**Текст страницы**

Лащенков попытался найти хоть одну культуру другого микроорганизма, но таковых не было. Вырос только золотистый стафилококк.
Можно было на этом остановиться. Опыт не удался. За несколько дней возбудитель, причинивший отравления, погиб, его заместили обычные стафилококки. В общем, дело действительно закрыто.
Но Лащенков никак не мог остановиться. Он впрыснул крошечную дозу культуры (0,2 мл) морской свинке. И та, продемонстрировав все симптомы, погибла через 10 часов.
Неужели действительно стафилококк?
Нужно было ставить эксперимент на человеке, а в таких делах единственный человек, на котором совесть позволит поставить эксперимент, – это ты сам. Лащенков инкогнито пошел в кондитерскую Пока и купил два ореховых торта. Кусочек одного он съел сразу же. Ничего не произошло.
А что будет, если торт немного постоит? Через три дня второй торт уже совсем высох, но Лащенков съел кусочек и этого торта. И снова ничего не произошло.
А это как понимать? Значит, в лабораторных условиях стафилококк не против угробить морскую свинку, но в реальных условиях действовать на человека отказывается?
В тот же день Лащенков разговаривал с полтавским санитарным врачом Богопольским. Как это обычно бывает, ты рассказываешь собеседнику свою историю, а он говорит: «А у нас было похлеще!». Оказалось, что на пасху в Полтаве пирожными «картошка» отравилось 46 человек. И тоже – из лучшей, самой дорогой кондитерской в городе.

**Задание A**
Пожалуйста, перепишите отрывок текста о Лащенкове от слов «Нужно было ставить» до слов «на человека отказывается?» включительно, заменив «ореховых торта» на «шоколадных торта».
**Задание B**
Объясните по тексту о Лащенкове в одном–трех предложениях, почему он стал проверять действие культуры на себе.
**Задание C**
Напишите продолжение истории о Лащенкове и отравлениях кондитерскими изделиями, начиная после ее последнего предложения.
Записи к этому отношения не имеют.

**Показанный материал**
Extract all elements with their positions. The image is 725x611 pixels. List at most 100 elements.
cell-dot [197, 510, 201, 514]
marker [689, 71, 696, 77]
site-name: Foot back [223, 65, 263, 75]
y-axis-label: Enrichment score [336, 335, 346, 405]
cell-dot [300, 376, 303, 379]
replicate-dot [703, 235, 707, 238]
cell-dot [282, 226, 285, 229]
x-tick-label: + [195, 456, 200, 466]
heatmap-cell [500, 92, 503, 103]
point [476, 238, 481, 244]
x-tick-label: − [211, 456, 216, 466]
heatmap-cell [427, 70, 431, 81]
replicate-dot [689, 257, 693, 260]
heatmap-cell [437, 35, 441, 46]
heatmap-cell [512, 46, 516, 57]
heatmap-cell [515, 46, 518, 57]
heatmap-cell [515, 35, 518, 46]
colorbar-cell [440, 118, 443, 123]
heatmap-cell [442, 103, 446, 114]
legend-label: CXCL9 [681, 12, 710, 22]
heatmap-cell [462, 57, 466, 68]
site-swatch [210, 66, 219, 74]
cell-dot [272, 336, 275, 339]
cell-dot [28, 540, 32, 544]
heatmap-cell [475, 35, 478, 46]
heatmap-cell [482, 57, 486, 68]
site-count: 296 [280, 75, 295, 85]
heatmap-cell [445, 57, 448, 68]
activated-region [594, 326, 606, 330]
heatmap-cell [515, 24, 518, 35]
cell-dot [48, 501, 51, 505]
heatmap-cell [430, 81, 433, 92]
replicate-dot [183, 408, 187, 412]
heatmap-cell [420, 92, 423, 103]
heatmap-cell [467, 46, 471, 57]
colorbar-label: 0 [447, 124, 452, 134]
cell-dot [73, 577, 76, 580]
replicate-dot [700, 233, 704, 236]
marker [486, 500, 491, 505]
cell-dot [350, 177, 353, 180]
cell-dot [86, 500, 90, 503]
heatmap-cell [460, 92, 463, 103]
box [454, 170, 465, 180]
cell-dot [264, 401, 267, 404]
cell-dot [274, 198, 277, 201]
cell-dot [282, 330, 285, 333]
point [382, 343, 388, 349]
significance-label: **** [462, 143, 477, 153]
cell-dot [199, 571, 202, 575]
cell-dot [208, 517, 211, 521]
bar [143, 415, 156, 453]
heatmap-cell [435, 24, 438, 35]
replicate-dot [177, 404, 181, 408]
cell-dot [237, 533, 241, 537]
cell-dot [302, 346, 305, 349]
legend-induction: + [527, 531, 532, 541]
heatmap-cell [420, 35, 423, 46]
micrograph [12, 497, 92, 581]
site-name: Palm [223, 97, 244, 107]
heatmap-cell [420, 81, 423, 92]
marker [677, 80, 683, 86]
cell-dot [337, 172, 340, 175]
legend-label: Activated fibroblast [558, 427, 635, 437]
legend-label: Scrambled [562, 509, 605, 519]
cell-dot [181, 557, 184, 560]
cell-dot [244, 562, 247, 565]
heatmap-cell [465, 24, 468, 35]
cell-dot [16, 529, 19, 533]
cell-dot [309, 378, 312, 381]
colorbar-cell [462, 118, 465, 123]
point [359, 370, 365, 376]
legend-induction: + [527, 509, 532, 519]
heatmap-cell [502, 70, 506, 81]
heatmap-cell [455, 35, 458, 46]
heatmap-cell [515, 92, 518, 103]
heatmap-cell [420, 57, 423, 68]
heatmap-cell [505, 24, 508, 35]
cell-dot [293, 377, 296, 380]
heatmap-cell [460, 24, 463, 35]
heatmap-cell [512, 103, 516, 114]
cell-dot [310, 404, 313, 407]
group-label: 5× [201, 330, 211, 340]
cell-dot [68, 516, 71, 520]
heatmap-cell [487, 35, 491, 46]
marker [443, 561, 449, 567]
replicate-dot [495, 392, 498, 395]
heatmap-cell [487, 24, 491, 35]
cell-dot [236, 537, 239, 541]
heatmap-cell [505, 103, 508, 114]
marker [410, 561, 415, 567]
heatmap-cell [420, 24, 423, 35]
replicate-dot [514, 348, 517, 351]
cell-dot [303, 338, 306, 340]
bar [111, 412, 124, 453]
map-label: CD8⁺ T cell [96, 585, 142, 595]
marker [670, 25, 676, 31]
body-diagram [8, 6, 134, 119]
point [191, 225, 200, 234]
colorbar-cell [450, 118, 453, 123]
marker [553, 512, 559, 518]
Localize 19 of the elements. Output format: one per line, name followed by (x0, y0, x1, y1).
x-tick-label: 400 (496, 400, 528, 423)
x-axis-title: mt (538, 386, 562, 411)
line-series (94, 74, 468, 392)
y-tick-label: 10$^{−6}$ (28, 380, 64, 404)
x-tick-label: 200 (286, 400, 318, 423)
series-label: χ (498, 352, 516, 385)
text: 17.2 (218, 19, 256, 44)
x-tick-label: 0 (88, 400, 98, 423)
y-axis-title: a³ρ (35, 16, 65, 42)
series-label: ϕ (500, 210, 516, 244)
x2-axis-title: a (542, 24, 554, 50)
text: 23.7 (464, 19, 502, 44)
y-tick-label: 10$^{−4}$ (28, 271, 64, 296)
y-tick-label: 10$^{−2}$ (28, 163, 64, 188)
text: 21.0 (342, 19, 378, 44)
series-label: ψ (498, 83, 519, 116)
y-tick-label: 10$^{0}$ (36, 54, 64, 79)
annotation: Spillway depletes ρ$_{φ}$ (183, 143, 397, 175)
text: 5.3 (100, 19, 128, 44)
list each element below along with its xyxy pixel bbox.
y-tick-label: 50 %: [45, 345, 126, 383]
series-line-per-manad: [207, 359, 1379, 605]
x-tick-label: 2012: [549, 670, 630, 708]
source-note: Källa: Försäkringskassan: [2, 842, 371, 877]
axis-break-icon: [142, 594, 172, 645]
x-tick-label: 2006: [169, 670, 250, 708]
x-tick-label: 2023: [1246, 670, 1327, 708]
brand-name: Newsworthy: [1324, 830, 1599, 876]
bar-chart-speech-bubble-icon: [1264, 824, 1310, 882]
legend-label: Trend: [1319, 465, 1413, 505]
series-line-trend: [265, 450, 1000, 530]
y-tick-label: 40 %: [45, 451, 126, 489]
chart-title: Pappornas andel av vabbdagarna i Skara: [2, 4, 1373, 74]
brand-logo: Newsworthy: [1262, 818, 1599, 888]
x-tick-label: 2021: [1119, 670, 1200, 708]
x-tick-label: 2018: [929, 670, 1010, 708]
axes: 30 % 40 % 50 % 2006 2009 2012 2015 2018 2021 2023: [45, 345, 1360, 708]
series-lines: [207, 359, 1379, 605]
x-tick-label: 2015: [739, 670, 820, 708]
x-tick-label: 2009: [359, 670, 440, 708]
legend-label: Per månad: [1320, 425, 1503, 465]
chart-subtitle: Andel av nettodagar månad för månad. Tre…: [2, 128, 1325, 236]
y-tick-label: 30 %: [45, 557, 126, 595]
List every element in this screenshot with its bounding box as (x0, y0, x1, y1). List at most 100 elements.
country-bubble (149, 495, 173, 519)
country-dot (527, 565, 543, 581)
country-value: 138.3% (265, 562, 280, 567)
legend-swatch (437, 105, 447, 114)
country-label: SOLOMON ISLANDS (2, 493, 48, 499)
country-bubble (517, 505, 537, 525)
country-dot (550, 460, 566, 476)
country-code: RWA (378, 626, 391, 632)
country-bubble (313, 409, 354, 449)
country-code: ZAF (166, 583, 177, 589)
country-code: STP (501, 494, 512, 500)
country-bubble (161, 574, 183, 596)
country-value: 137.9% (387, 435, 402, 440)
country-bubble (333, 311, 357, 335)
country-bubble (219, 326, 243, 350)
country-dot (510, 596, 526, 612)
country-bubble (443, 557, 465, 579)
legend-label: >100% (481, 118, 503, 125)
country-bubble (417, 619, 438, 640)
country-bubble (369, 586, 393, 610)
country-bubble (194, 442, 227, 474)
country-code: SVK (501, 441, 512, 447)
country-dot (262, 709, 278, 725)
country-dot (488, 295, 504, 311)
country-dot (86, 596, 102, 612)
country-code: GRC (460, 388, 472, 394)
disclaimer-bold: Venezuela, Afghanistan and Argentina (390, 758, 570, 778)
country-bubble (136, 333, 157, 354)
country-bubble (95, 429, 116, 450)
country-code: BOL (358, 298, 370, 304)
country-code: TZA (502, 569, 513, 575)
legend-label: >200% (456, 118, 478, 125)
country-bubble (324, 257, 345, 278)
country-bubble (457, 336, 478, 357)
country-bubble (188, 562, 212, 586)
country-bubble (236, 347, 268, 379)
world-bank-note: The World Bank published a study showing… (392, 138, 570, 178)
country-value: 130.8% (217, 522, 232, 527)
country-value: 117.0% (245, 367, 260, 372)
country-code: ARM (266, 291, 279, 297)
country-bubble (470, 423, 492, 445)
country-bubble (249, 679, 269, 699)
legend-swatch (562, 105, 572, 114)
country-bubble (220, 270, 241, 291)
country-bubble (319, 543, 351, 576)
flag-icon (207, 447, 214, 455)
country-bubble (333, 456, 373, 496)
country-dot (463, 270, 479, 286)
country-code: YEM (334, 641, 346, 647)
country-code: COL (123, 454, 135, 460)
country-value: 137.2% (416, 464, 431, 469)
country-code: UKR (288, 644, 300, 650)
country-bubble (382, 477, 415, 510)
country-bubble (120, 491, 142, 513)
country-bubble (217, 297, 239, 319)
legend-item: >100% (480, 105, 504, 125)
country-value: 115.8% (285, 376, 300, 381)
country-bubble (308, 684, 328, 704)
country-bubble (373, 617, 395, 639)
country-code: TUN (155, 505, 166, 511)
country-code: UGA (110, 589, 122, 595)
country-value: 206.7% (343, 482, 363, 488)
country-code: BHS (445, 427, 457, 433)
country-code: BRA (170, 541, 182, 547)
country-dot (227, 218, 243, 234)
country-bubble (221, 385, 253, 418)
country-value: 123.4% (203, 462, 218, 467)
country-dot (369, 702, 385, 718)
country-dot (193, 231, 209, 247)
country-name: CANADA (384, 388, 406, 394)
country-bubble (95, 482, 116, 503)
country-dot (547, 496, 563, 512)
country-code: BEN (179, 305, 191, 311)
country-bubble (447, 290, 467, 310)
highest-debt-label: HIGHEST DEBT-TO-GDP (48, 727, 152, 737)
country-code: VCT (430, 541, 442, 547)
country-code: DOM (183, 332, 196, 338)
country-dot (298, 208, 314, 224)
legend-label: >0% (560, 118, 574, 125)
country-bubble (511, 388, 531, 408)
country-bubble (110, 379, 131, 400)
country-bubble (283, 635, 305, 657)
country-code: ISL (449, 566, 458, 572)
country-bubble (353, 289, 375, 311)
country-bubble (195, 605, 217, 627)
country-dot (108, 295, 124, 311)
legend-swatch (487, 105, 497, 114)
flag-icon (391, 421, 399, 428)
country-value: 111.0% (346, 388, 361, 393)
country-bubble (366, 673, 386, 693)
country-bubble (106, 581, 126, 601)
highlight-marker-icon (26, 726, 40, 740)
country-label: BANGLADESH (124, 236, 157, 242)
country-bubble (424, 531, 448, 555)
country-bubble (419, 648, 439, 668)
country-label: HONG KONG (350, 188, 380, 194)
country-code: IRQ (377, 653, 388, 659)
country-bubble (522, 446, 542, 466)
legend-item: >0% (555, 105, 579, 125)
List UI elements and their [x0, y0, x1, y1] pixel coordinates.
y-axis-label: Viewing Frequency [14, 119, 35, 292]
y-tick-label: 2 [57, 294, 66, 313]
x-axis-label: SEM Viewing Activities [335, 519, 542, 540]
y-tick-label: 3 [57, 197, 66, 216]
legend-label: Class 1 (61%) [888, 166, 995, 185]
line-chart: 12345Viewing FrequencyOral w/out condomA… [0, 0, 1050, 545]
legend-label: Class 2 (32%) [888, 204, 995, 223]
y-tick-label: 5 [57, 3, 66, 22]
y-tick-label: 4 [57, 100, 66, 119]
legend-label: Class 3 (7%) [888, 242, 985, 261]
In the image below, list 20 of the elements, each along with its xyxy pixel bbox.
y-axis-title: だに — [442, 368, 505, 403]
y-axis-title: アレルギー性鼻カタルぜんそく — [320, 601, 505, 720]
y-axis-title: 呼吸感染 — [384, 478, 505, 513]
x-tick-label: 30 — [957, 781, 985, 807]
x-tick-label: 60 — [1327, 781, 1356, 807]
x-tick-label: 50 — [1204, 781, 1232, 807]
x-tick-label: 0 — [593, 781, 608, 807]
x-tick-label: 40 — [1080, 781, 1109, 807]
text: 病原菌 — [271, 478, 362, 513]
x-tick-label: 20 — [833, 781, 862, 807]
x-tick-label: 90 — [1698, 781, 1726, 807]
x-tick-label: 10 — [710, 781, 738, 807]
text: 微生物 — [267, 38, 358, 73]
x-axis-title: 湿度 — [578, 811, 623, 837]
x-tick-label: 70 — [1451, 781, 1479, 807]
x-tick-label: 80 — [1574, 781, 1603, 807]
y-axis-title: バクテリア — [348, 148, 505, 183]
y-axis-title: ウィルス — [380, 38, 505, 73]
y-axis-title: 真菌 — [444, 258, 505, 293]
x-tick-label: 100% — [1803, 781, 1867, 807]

**Ответ A**
Нужно было ставить эксперимент на человеке, а в таких делах единственный человек, на котором совесть позволит поставить эксперимент, – это ты сам. Лащенков инкогнито пошел в кондитерскую Пока и купил два шоколадных торта. Кусочек одного он съел сразу же. Ничего не произошло.
А что будет, если торт немного постоит? Через три дня второй торт уже совсем высох, но Лащенков съел кусочек и этого торта. И снова ничего не произошло.
А это как понимать? Значит, в лабораторных условиях стафилококк не против угробить морскую свинку, но в реальных условиях действовать на человека отказывается?

**Ответ B**
Эксперимент нужно было ставить на человеке. Единственный человек, на котором совесть позволяет поставить такой эксперимент, — это ты сам.

**Ответ C**
Что же получается? Стафилококк отравляет только изделия самых качественных производителей? Тех, кто не на страх, а на совесть следят и за свежестью продуктов, и за правильностью процесса производства? Нонсенс!
Пришлось у Богопольского выспрашивать подробности. Оказалось, что на пасху в Полтаве стояла невыносимая жара…
Лащенков бросился обратно в лабораторию. Теперь он не просто посеял остатки институтского торта на питательную среду, но стал выращивать микроорганизм при разных температурах.
При 37 градусах стафилококк «убивал» всех конкурентов и буйно расцветал знакомыми ярко-оранжевыми колониями. И вытяжка из этих колоний была смертельно опасна для лабораторных животных.
При комнатной температуре происходило обратное – золотистый стафилококк расти не желал, и появлялись колонии не подавляемых в этом случае других стафилококков. Ими отравить даже самую мелкую лабораторную зверюшку не получалось.
Взяли партию орехов, из которых готовили торты у Пока. То же самое – при 37 градусах буйно расцветал золотистый стафилококк, смертельно опасный для лабораторных животных, но при 20 градусах – его будто и не было!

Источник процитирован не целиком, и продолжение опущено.